Problem statement: Your answer should be a single number: the count of lines in the material below that hold "FeSO".

(Stored entries)
+ + + + + + +
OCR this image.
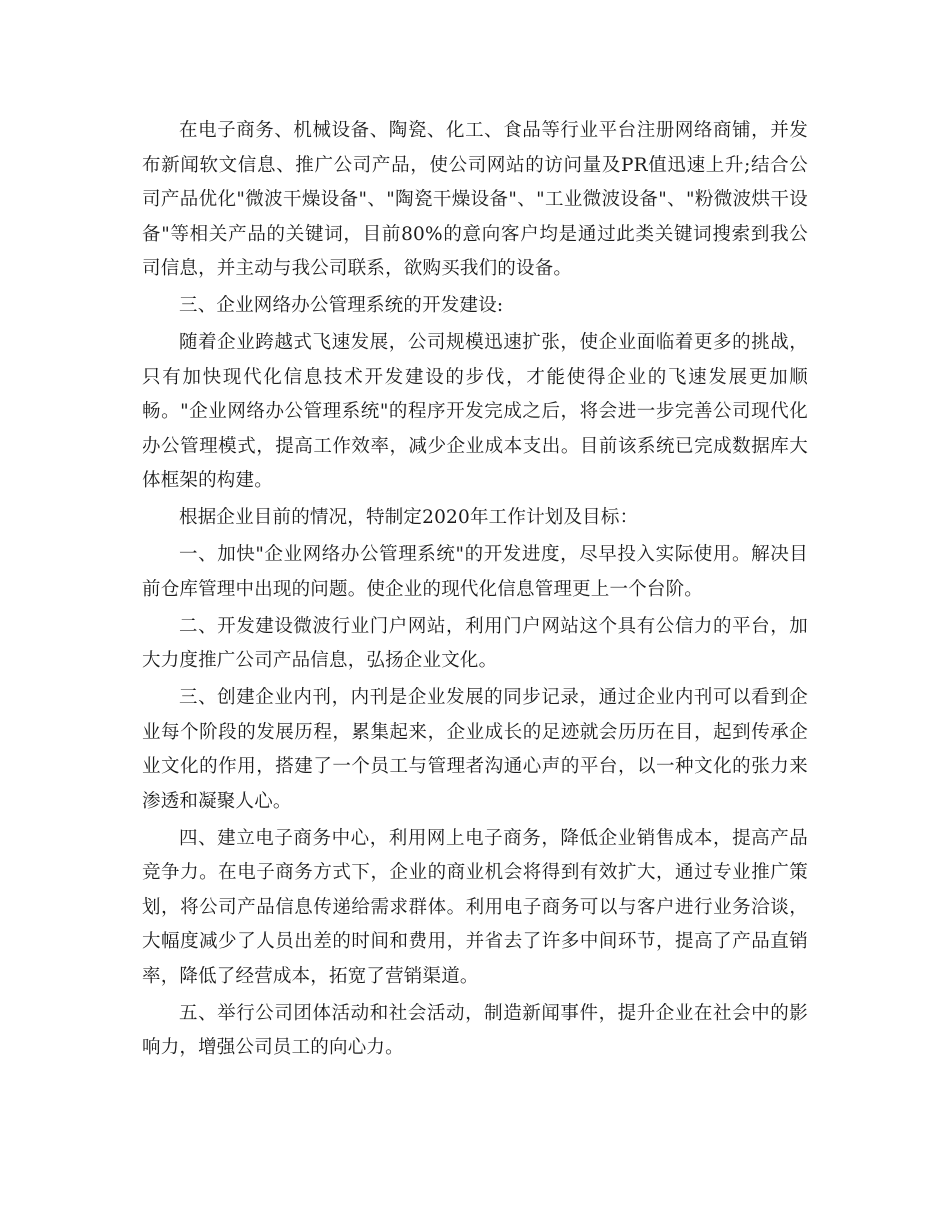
在电子商务、机械设备、陶瓷、化工、食品等行业平台注册网络商铺，并发布新闻软文信息、推广公司产品，使公司网站的访问量及PR值迅速上升;结合公司产品优化"微波干燥设备"、"陶瓷干燥设备"、"工业微波设备"、"粉微波烘干设备"等相关产品的关键词，目前80%的意向客户均是通过此类关键词搜索到我公司信息，并主动与我公司联系，欲购买我们的设备。

三、企业网络办公管理系统的开发建设:

随着企业跨越式飞速发展，公司规模迅速扩张，使企业面临着更多的挑战，只有加快现代化信息技术开发建设的步伐，才能使得企业的飞速发展更加顺畅。"企业网络办公管理系统"的程序开发完成之后，将会进一步完善公司现代化办公管理模式，提高工作效率，减少企业成本支出。目前该系统已完成数据库大体框架的构建。

根据企业目前的情况，特制定2020年工作计划及目标：

一、加快"企业网络办公管理系统"的开发进度，尽早投入实际使用。解决目前仓库管理中出现的问题。使企业的现代化信息管理更上一个台阶。

二、开发建设微波行业门户网站，利用门户网站这个具有公信力的平台，加大力度推广公司产品信息，弘扬企业文化。

三、创建企业内刊，内刊是企业发展的同步记录，通过企业内刊可以看到企业每个阶段的发展历程，累集起来，企业成长的足迹就会历历在目，起到传承企业文化的作用，搭建了一个员工与管理者沟通心声的平台，以一种文化的张力来渗透和凝聚人心。

四、建立电子商务中心，利用网上电子商务，降低企业销售成本，提高产品竞争力。在电子商务方式下，企业的商业机会将得到有效扩大，通过专业推广策划，将公司产品信息传递给需求群体。利用电子商务可以与客户进行业务洽谈，大幅度减少了人员出差的时间和费用，并省去了许多中间环节，提高了产品直销率，降低了经营成本，拓宽了营销渠道。

五、举行公司团体活动和社会活动，制造新闻事件，提升企业在社会中的影响力，增强公司员工的向心力。
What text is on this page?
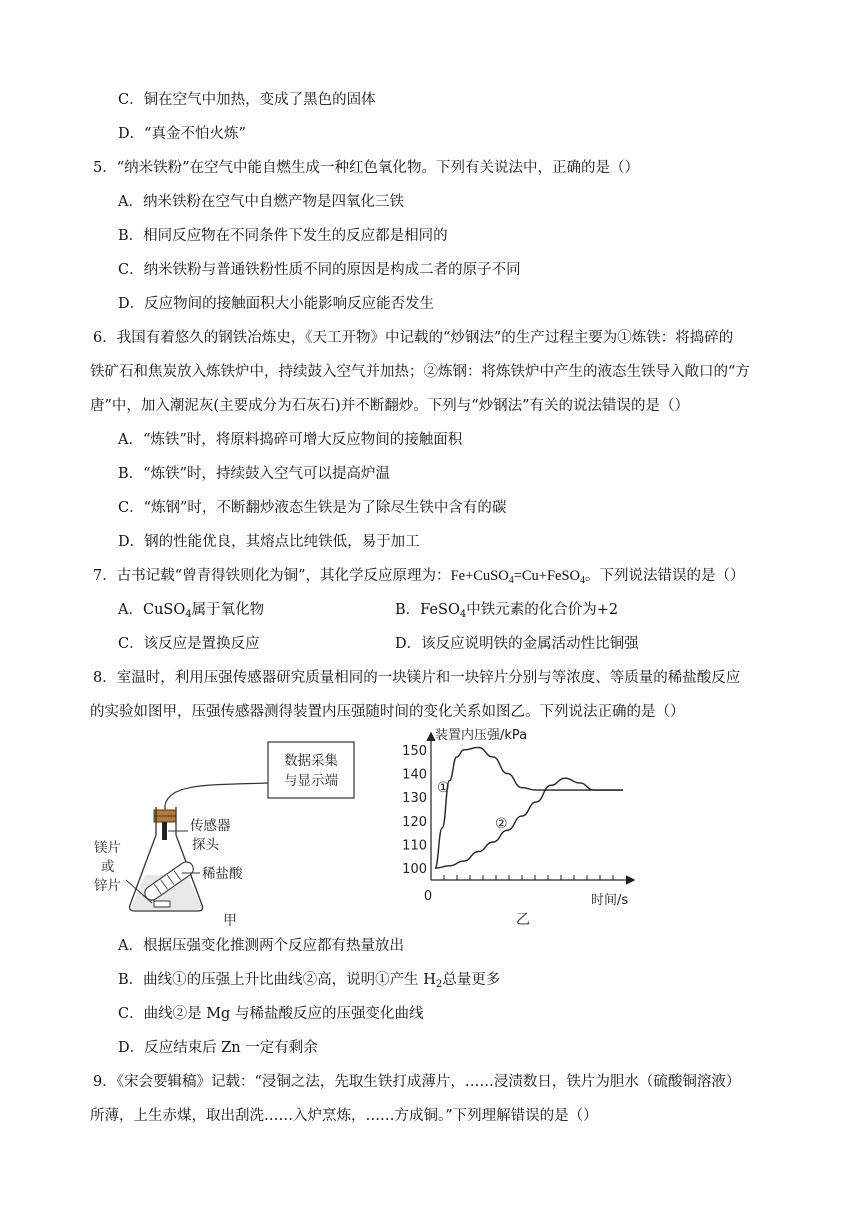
C．铜在空气中加热，变成了黑色的固体
D．“真金不怕火炼”
5．“纳米铁粉”在空气中能自燃生成一种红色氧化物。下列有关说法中，正确的是（）
A．纳米铁粉在空气中自燃产物是四氧化三铁
B．相同反应物在不同条件下发生的反应都是相同的
C．纳米铁粉与普通铁粉性质不同的原因是构成二者的原子不同
D．反应物间的接触面积大小能影响反应能否发生
6．我国有着悠久的钢铁冶炼史，《天工开物》中记载的“炒钢法”的生产过程主要为①炼铁：将捣碎的
铁矿石和焦炭放入炼铁炉中，持续鼓入空气并加热；②炼钢：将炼铁炉中产生的液态生铁导入敞口的“方
唐”中，加入潮泥灰(主要成分为石灰石)并不断翻炒。下列与“炒钢法”有关的说法错误的是（）
A．“炼铁”时，将原料捣碎可增大反应物间的接触面积
B．“炼铁”时，持续鼓入空气可以提高炉温
C．“炼钢”时，不断翻炒液态生铁是为了除尽生铁中含有的碳
D．钢的性能优良，其熔点比纯铁低，易于加工
7．古书记载“曾青得铁则化为铜”，其化学反应原理为：Fe+CuSO$_4$=Cu+FeSO$_4$。下列说法错误的是（）
A．CuSO$_4$属于氧化物	B．FeSO$_4$中铁元素的化合价为+2
C．该反应是置换反应	D．该反应说明铁的金属活动性比铜强
8．室温时，利用压强传感器研究质量相同的一块镁片和一块锌片分别与等浓度、等质量的稀盐酸反应
的实验如图甲，压强传感器测得装置内压强随时间的变化关系如图乙。下列说法正确的是（）
数据采集
与显示端
传感器
探头
镁片
或
锌片
稀盐酸
甲
装置内压强/kPa
时间/s
0
100
110
120
130
140
150
①
②
乙
A．根据压强变化推测两个反应都有热量放出
B．曲线①的压强上升比曲线②高，说明①产生 $H_2$总量更多
C．曲线②是 Mg 与稀盐酸反应的压强变化曲线
D．反应结束后 Zn 一定有剩余
9．《宋会要辑稿》记载：“浸铜之法，先取生铁打成薄片，……浸渍数日，铁片为胆水（硫酸铜溶液）
所薄，上生赤煤，取出刮洗……入炉烹炼，……方成铜。”下列理解错误的是（）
+ + + + + + +
Written answer: 2